(Stored items from a collection)
* start *
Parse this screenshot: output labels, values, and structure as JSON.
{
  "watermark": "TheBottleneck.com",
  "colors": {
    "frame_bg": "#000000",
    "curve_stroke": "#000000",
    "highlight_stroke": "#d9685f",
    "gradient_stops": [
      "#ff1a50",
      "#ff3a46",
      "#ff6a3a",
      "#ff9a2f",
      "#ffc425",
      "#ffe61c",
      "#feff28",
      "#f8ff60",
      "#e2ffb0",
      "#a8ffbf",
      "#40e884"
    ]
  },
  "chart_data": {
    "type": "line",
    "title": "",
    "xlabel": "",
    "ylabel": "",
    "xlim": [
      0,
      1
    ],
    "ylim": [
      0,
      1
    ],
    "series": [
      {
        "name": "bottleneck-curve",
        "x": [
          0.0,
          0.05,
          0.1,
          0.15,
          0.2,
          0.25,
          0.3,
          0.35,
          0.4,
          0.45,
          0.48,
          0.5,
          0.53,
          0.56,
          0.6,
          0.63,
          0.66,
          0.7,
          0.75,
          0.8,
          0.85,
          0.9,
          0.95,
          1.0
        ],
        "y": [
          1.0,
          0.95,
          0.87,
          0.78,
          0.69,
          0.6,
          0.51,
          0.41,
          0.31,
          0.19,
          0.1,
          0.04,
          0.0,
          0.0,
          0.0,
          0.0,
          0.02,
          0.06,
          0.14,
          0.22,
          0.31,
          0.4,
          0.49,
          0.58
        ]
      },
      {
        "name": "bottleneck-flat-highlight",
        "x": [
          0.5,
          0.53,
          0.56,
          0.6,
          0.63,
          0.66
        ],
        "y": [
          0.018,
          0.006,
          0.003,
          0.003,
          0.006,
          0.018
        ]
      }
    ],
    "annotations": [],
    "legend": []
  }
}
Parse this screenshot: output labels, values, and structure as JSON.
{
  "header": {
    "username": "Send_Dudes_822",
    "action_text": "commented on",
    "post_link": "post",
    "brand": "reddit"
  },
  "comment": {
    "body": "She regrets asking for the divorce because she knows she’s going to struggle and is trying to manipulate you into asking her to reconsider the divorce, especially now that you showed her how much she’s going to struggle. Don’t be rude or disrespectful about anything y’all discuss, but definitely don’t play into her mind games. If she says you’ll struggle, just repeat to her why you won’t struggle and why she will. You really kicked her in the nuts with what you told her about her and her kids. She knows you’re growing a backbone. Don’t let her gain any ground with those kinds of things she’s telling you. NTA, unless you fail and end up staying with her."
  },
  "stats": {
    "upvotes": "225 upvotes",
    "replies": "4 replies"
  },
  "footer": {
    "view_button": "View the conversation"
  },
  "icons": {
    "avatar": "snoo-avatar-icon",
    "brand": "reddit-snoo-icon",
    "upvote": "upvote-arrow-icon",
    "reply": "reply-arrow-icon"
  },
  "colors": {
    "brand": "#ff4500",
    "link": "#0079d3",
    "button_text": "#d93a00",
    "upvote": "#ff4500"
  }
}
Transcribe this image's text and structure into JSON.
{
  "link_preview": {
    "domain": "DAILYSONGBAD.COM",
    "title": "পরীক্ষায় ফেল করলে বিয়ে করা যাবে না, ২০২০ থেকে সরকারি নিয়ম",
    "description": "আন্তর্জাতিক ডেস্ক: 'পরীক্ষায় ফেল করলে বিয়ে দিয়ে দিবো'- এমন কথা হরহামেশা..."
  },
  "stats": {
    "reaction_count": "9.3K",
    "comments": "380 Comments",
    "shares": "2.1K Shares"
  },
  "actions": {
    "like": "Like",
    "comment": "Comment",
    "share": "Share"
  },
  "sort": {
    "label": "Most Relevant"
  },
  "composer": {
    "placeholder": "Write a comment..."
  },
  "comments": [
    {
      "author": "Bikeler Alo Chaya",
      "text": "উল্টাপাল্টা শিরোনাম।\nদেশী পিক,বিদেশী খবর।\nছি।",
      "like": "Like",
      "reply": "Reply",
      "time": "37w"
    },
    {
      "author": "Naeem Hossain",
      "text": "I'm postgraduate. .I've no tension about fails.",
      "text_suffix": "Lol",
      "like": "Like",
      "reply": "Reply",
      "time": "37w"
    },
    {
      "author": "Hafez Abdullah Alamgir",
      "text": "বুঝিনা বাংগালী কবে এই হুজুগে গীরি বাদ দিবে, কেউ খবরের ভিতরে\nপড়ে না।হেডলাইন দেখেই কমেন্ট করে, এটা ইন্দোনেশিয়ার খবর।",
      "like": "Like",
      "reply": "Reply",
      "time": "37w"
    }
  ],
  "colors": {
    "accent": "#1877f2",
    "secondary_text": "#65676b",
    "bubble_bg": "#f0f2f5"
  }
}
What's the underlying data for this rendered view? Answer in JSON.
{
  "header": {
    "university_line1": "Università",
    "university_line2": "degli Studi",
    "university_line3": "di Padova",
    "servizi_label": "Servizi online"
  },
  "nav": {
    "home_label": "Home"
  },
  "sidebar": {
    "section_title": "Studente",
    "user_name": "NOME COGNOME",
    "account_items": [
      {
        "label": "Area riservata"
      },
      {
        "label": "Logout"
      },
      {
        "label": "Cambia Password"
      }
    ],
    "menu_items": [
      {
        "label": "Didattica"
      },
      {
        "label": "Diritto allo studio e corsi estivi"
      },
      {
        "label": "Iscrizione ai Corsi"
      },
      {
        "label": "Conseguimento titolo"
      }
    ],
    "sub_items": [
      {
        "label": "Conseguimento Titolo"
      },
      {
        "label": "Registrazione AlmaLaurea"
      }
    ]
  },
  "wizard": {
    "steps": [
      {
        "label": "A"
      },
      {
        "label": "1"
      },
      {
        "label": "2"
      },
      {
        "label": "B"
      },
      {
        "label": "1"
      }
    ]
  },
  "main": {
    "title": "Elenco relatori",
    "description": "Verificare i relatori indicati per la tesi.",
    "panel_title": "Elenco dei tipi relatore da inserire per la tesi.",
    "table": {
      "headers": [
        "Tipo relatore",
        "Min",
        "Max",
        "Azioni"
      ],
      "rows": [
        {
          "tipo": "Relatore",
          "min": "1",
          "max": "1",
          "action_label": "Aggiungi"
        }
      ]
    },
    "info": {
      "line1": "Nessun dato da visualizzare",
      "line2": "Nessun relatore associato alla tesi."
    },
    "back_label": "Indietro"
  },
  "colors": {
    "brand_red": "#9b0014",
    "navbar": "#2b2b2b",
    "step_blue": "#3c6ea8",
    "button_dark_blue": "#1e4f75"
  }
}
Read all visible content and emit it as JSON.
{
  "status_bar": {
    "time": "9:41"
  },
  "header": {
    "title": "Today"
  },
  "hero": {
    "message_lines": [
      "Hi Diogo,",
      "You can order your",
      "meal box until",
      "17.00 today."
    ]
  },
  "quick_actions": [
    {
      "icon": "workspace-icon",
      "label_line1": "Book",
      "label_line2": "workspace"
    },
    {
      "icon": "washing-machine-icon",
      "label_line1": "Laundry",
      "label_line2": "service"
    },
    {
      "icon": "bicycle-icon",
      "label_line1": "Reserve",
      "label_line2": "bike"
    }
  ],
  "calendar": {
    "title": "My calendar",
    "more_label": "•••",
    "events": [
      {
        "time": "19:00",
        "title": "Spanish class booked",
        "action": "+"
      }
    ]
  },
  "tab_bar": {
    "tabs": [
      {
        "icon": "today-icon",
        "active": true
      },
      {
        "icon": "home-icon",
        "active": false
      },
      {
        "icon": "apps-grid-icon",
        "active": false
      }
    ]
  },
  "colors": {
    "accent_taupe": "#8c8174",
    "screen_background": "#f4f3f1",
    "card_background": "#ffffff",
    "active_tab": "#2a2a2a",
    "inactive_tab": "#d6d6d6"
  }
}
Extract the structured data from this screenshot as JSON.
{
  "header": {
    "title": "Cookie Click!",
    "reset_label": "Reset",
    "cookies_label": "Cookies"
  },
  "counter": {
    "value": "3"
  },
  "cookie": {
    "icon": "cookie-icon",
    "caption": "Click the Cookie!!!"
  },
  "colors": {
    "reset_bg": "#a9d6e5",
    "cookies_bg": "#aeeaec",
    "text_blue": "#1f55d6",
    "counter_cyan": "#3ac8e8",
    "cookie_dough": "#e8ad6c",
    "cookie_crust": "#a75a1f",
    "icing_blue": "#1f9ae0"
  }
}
* end *
Extract every line that has the string "reddit" in it.

    "brand": "reddit"
    "brand": "reddit-snoo-icon",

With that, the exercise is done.